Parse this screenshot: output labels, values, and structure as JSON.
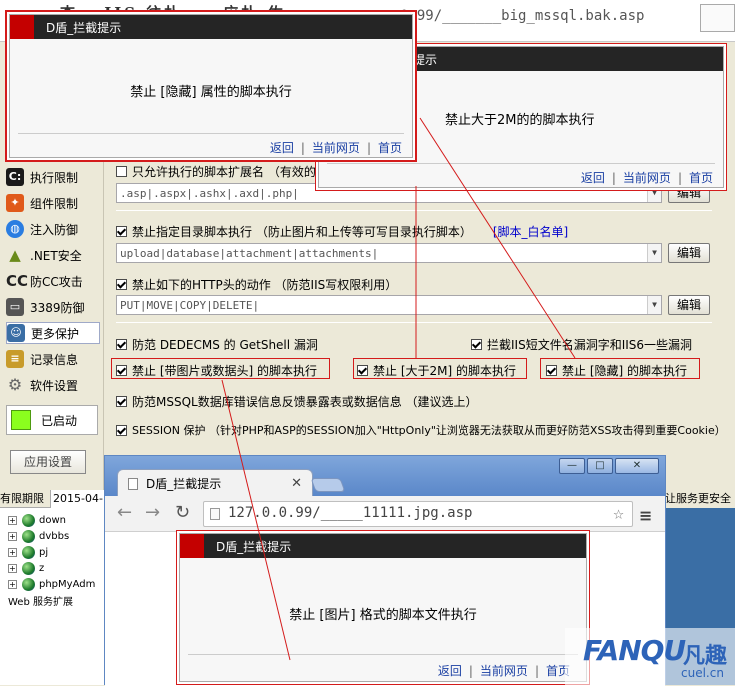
{
  "top": {
    "garbled": "杏﹑ IIS 往扑 ... 应扑 佐",
    "url": "0.99/_______big_mssql.bak.asp"
  },
  "sidebar": {
    "items": [
      {
        "label": "执行限制",
        "icon": "terminal-icon",
        "color": "#1a1a1a"
      },
      {
        "label": "组件限制",
        "icon": "puzzle-icon",
        "color": "#e05a1a"
      },
      {
        "label": "注入防御",
        "icon": "globe-icon",
        "color": "#2a7de1"
      },
      {
        "label": ".NET安全",
        "icon": "triangle-icon",
        "color": "#6a8a1a"
      },
      {
        "label": "防CC攻击",
        "icon": "cc-icon",
        "color": "#333333"
      },
      {
        "label": "3389防御",
        "icon": "monitor-icon",
        "color": "#555555"
      },
      {
        "label": "更多保护",
        "icon": "users-icon",
        "color": "#3a6ea5"
      },
      {
        "label": "记录信息",
        "icon": "log-icon",
        "color": "#c89b2a"
      },
      {
        "label": "软件设置",
        "icon": "gear-icon",
        "color": "#666666"
      }
    ],
    "status": "已启动",
    "apply": "应用设置"
  },
  "main": {
    "allow_ext_label": "只允许执行的脚本扩展名 （有效的",
    "allow_ext_value": ".asp|.aspx|.ashx|.axd|.php|",
    "dir_label": "禁止指定目录脚本执行 （防止图片和上传等可写目录执行脚本）",
    "dir_link": "[脚本_白名单]",
    "dir_value": "upload|database|attachment|attachments|",
    "http_label": "禁止如下的HTTP头的动作 （防范IIS写权限利用）",
    "http_value": "PUT|MOVE|COPY|DELETE|",
    "edit": "编辑",
    "dedecms": "防范 DEDECMS 的 GetShell 漏洞",
    "iis_short": "拦截IIS短文件名漏洞字和IIS6一些漏洞",
    "no_img_db": "禁止 [带图片或数据头] 的脚本执行",
    "no_2m": "禁止 [大于2M] 的脚本执行",
    "no_hidden": "禁止 [隐藏] 的脚本执行",
    "mssql": "防范MSSQL数据库错误信息反馈暴露表或数据信息 （建议选上）",
    "session": "SESSION 保护 （针对PHP和ASP的SESSION加入\"HttpOnly\"让浏览器无法获取从而更好防范XSS攻击得到重要Cookie）"
  },
  "bottom": {
    "tree_head": "有限期限",
    "date": "2015-04-",
    "right_note": "让服务更安全",
    "tree_items": [
      "down",
      "dvbbs",
      "pj",
      "z",
      "phpMyAdm",
      "Web 服务扩展"
    ]
  },
  "chrome": {
    "tab_title": "D盾_拦截提示",
    "url": "127.0.0.99/_____11111.jpg.asp",
    "window_buttons": [
      "—",
      "□",
      "✕"
    ]
  },
  "popups": [
    {
      "title": "D盾_拦截提示",
      "message": "禁止 [隐藏] 属性的脚本执行",
      "links": [
        "返回",
        "当前网页",
        "首页"
      ]
    },
    {
      "title": "提示",
      "message": "禁止大于2M的的脚本执行",
      "links": [
        "返回",
        "当前网页",
        "首页"
      ]
    },
    {
      "title": "D盾_拦截提示",
      "message": "禁止 [图片] 格式的脚本文件执行",
      "links": [
        "返回",
        "当前网页",
        "首页"
      ]
    }
  ],
  "watermark": {
    "brand": "FANQU",
    "cn": "凡趣",
    "domain": "cuel.cn"
  },
  "colors": {
    "annotation_red": "#d41b1b",
    "popup_bar": "#252525",
    "popup_accent": "#c40000",
    "link_blue": "#1a3fa3",
    "status_green": "#8bff1e"
  }
}
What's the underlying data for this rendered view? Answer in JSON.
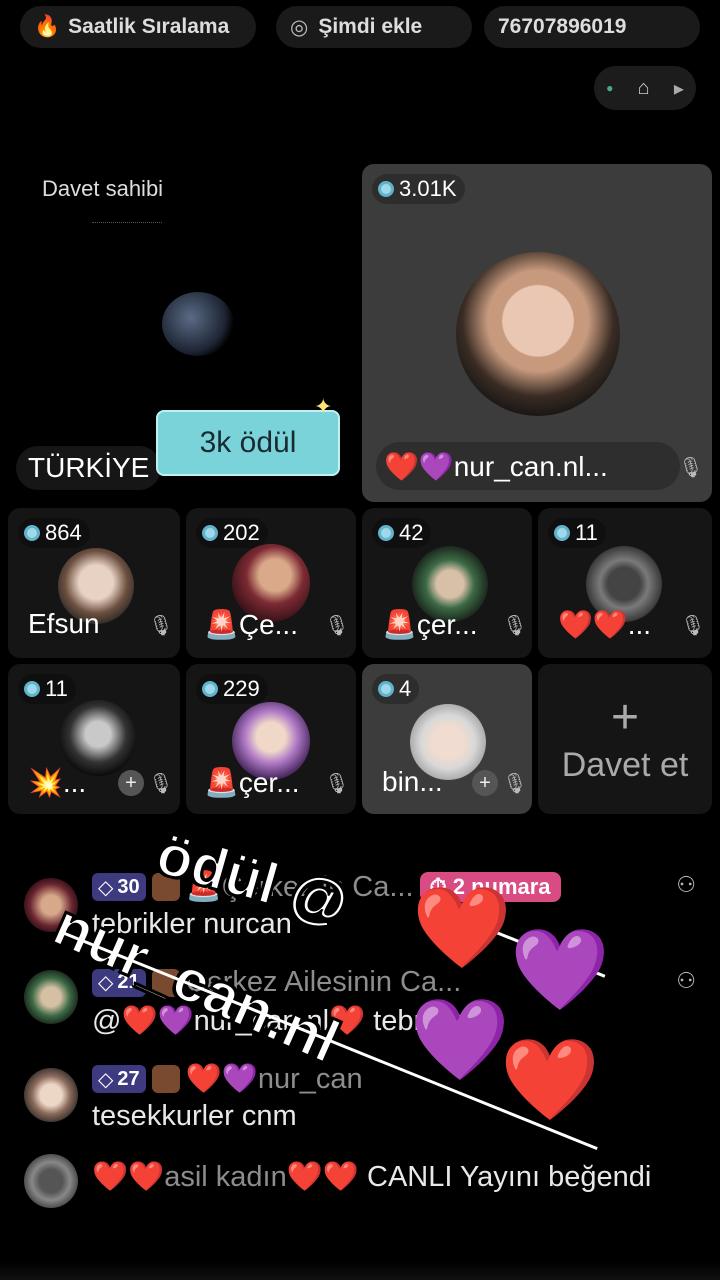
{
  "top_bar": {
    "ranking_label": "Saatlik Sıralama",
    "add_now_label": "Şimdi ekle",
    "room_id": "76707896019"
  },
  "host": {
    "label": "Davet sahibi",
    "country": "TÜRKİYE",
    "reward_badge": "3k ödül"
  },
  "featured": {
    "count": "3.01K",
    "name": "❤️💜nur_can.nl..."
  },
  "tiles_row1": [
    {
      "count": "864",
      "name": "Efsun"
    },
    {
      "count": "202",
      "name": "🚨Çe..."
    },
    {
      "count": "42",
      "name": "🚨çer..."
    },
    {
      "count": "11",
      "name": "❤️❤️..."
    }
  ],
  "tiles_row2": [
    {
      "count": "11",
      "name": "💥..."
    },
    {
      "count": "229",
      "name": "🚨çer..."
    },
    {
      "count": "4",
      "name": "bin..."
    }
  ],
  "invite": {
    "plus": "+",
    "label": "Davet et"
  },
  "chat": [
    {
      "level": "30",
      "name": "🚨Çerkez in Ca...",
      "rank": "2 numara",
      "message": "tebrikler nurcan"
    },
    {
      "level": "21",
      "name": "Çerkez Ailesinin Ca...",
      "message": "@❤️💜nur_can.nl❤️ tebrikler"
    },
    {
      "level": "27",
      "name": "❤️💜nur_can",
      "message": "tesekkurler cnm"
    },
    {
      "name": "❤️❤️asil kadın❤️❤️",
      "message": "CANLI Yayını beğendi"
    }
  ],
  "overlay": {
    "line1": "ödül @",
    "line2": "nur_can.nl"
  }
}
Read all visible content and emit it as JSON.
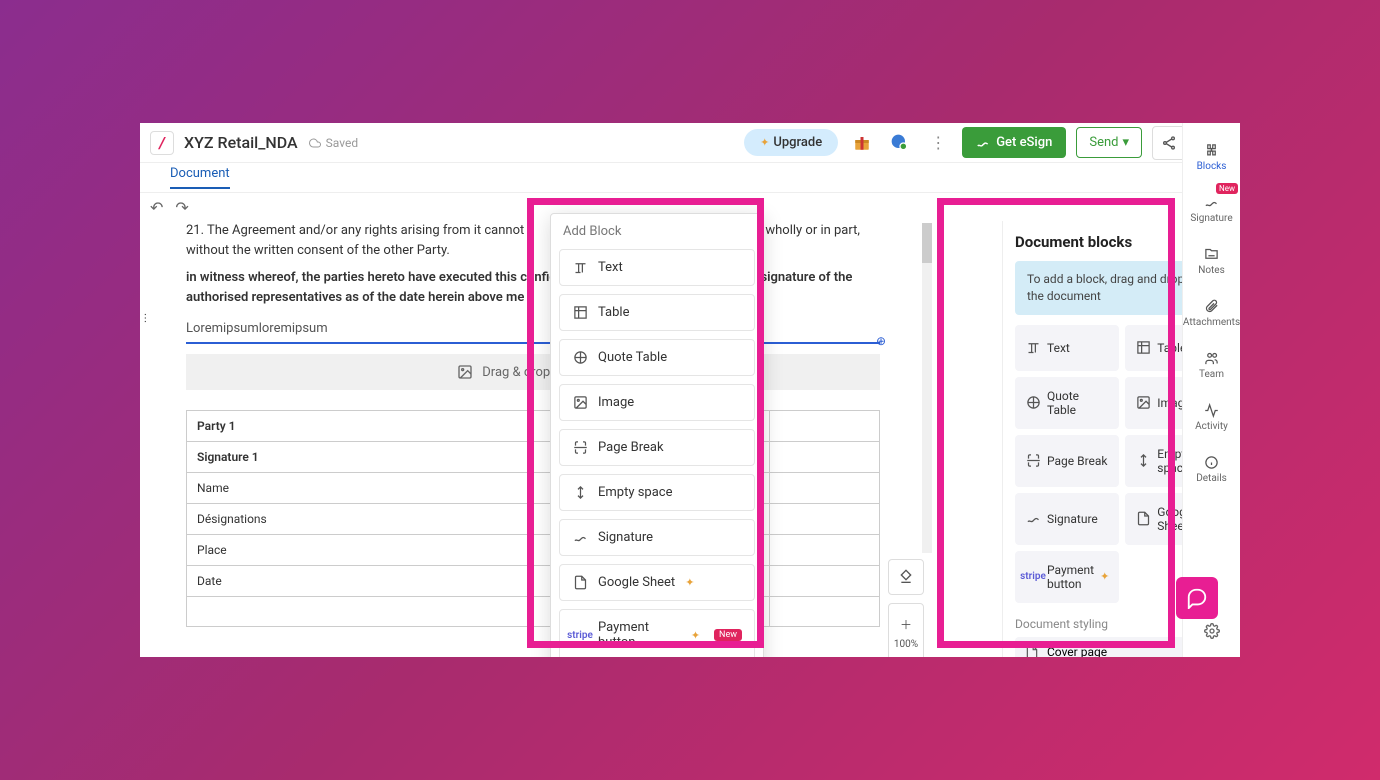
{
  "topbar": {
    "logo": "/",
    "title": "XYZ Retail_NDA",
    "saved_label": "Saved",
    "upgrade_label": "Upgrade",
    "esign_label": "Get eSign",
    "send_label": "Send"
  },
  "tabs": {
    "document": "Document"
  },
  "doc": {
    "para1_prefix": "21. The Agreement and/or any rights arising from it cannot",
    "para1_suffix": "wholly or in part, without the written consent of the other Party.",
    "para2": "in witness whereof, the parties hereto have executed this confid",
    "para2b": "signature of the authorised representatives as of the date herein above me",
    "input_val": "Loremipsumloremipsum",
    "dropzone": "Drag & drop image file",
    "table": {
      "party": "Party 1",
      "signature": "Signature 1",
      "rows": [
        "Name",
        "Désignations",
        "Place",
        "Date"
      ]
    }
  },
  "add_block": {
    "title": "Add Block",
    "items": [
      {
        "label": "Text",
        "icon": "text"
      },
      {
        "label": "Table",
        "icon": "table"
      },
      {
        "label": "Quote Table",
        "icon": "quote-table"
      },
      {
        "label": "Image",
        "icon": "image"
      },
      {
        "label": "Page Break",
        "icon": "page-break"
      },
      {
        "label": "Empty space",
        "icon": "empty-space"
      },
      {
        "label": "Signature",
        "icon": "signature"
      },
      {
        "label": "Google Sheet",
        "icon": "google-sheet",
        "sparkle": true
      },
      {
        "label": "Payment button",
        "icon": "stripe",
        "sparkle": true,
        "new": true
      }
    ]
  },
  "sidebar_blocks": {
    "title": "Document blocks",
    "hint": "To add a block, drag and drop it on the document",
    "items": [
      {
        "label": "Text",
        "icon": "text"
      },
      {
        "label": "Table",
        "icon": "table"
      },
      {
        "label": "Quote Table",
        "icon": "quote-table"
      },
      {
        "label": "Image",
        "icon": "image"
      },
      {
        "label": "Page Break",
        "icon": "page-break"
      },
      {
        "label": "Empty space",
        "icon": "empty-space"
      },
      {
        "label": "Signature",
        "icon": "signature"
      },
      {
        "label": "Google Sheet",
        "icon": "google-sheet",
        "sparkle": true
      },
      {
        "label": "Payment button",
        "icon": "stripe",
        "sparkle": true
      }
    ],
    "styling_label": "Document styling",
    "cover_label": "Cover page"
  },
  "rail": [
    {
      "label": "Blocks",
      "icon": "puzzle",
      "active": true
    },
    {
      "label": "Signature",
      "icon": "signature",
      "new": true
    },
    {
      "label": "Notes",
      "icon": "notes"
    },
    {
      "label": "Attachments",
      "icon": "paperclip"
    },
    {
      "label": "Team",
      "icon": "team"
    },
    {
      "label": "Activity",
      "icon": "activity"
    },
    {
      "label": "Details",
      "icon": "details"
    }
  ],
  "zoom": {
    "value": "100%"
  }
}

=== Task requirements ===
Only lines with the word "Çerkez" are wanted, so copy each one from the records.

=== Exercise output ===
      "name": "🚨Çerkez in Ca...",
      "name": "Çerkez Ailesinin Ca...",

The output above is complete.